- [Your objective]: Each line containing the word "content" must be reported.

Records about charts and figures
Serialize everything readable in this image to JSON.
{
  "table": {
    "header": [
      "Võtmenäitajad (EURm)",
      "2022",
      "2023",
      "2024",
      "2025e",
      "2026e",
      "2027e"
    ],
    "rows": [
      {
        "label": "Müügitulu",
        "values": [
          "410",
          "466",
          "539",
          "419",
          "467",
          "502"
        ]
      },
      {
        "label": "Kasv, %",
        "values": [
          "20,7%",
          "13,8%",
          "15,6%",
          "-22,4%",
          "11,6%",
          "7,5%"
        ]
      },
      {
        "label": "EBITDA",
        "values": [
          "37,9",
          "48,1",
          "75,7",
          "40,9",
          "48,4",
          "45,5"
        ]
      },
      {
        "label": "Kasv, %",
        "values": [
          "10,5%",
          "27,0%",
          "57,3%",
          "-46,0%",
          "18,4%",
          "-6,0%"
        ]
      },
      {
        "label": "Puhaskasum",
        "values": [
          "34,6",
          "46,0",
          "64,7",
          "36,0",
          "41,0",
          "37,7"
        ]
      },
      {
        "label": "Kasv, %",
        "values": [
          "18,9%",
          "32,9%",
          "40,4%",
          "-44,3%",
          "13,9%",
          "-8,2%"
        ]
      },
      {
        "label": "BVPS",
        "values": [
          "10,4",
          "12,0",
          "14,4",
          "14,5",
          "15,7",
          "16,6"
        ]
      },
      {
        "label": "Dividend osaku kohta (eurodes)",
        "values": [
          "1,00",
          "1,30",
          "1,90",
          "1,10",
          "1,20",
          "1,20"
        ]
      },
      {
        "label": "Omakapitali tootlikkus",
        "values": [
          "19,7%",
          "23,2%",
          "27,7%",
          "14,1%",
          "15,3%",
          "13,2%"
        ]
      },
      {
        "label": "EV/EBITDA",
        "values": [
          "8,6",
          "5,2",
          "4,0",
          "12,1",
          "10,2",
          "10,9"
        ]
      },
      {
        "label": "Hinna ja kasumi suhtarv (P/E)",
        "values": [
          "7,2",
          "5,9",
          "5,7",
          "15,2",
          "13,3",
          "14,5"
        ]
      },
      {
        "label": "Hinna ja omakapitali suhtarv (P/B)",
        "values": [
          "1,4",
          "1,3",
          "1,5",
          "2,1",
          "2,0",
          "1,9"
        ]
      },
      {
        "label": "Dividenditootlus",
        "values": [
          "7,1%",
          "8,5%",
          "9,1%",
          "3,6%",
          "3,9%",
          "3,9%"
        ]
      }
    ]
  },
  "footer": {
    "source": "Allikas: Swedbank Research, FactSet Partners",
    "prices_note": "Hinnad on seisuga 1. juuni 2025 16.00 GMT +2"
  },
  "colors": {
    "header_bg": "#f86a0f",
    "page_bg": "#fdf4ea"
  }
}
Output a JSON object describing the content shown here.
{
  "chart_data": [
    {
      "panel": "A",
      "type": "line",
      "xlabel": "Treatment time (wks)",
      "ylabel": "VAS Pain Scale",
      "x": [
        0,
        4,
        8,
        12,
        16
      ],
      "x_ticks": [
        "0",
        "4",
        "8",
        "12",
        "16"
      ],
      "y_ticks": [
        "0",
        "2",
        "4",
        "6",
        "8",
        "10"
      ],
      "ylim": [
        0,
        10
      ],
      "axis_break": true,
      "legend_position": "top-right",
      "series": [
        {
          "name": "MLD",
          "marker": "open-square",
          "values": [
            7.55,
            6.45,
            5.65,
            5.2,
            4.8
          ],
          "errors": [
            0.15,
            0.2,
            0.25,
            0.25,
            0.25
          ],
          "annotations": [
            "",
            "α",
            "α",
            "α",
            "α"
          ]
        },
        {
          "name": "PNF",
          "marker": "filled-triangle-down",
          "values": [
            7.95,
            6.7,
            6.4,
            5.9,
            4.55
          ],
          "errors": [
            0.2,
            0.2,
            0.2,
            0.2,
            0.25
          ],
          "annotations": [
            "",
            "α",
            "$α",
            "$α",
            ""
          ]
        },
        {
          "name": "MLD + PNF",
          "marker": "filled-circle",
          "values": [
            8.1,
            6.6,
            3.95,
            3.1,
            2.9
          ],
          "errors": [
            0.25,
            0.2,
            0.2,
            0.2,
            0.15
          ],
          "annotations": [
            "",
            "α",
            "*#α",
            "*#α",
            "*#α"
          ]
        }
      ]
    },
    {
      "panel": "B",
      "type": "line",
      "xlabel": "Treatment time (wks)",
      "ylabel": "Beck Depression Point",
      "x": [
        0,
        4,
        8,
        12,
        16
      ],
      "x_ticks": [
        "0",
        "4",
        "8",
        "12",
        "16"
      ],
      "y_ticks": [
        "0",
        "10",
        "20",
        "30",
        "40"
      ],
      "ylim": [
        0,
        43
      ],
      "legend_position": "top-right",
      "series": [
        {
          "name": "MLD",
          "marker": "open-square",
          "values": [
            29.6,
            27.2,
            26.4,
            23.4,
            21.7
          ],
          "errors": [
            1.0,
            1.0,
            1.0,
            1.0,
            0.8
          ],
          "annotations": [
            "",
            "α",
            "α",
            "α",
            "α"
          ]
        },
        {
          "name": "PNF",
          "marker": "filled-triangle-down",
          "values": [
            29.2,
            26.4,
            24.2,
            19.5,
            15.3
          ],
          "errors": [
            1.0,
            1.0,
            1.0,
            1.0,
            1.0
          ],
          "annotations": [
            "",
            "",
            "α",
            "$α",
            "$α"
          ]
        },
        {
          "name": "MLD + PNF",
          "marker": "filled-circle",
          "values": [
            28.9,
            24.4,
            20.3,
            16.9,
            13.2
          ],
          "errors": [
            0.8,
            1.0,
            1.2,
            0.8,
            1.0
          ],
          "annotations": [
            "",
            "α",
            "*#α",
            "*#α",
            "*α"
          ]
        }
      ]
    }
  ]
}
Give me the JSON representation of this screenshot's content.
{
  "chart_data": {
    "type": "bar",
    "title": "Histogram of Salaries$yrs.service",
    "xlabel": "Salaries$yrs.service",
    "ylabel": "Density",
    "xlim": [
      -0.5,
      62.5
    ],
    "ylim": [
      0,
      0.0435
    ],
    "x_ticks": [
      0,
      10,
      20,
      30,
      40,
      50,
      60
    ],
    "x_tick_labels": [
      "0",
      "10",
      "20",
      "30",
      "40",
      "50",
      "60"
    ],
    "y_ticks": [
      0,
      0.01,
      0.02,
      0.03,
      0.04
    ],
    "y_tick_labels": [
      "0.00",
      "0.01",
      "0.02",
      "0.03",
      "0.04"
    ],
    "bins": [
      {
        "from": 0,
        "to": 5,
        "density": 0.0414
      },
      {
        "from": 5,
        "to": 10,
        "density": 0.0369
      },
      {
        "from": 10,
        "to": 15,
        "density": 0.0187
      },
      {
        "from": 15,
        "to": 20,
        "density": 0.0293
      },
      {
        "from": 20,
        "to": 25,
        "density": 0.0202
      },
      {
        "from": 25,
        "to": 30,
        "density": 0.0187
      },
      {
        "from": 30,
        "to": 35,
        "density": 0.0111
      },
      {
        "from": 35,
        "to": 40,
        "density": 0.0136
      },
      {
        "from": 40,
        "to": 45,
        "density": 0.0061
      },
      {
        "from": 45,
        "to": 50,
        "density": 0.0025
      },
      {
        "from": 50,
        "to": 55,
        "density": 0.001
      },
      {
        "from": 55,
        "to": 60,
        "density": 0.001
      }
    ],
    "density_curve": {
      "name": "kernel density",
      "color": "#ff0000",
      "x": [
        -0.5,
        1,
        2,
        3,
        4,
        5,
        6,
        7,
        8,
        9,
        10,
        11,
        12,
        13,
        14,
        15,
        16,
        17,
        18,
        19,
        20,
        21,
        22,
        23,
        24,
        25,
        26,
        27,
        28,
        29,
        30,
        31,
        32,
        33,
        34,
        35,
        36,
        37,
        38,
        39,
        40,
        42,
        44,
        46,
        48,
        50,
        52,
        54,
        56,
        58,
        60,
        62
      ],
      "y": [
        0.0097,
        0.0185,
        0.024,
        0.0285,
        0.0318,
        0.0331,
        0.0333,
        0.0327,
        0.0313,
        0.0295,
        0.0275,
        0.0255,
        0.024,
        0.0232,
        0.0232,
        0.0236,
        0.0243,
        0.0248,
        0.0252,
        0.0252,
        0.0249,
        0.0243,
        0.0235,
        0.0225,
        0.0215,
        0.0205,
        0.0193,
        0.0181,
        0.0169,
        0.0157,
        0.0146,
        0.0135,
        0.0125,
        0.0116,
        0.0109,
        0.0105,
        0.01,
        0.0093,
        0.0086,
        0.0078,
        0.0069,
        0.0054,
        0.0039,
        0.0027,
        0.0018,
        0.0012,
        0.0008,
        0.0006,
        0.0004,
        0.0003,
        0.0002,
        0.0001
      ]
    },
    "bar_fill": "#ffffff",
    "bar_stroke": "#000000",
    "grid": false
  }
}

- [Answer in full]:
Output a JSON object describing the content shown here.
Give me the JSON representation of this screenshot's content.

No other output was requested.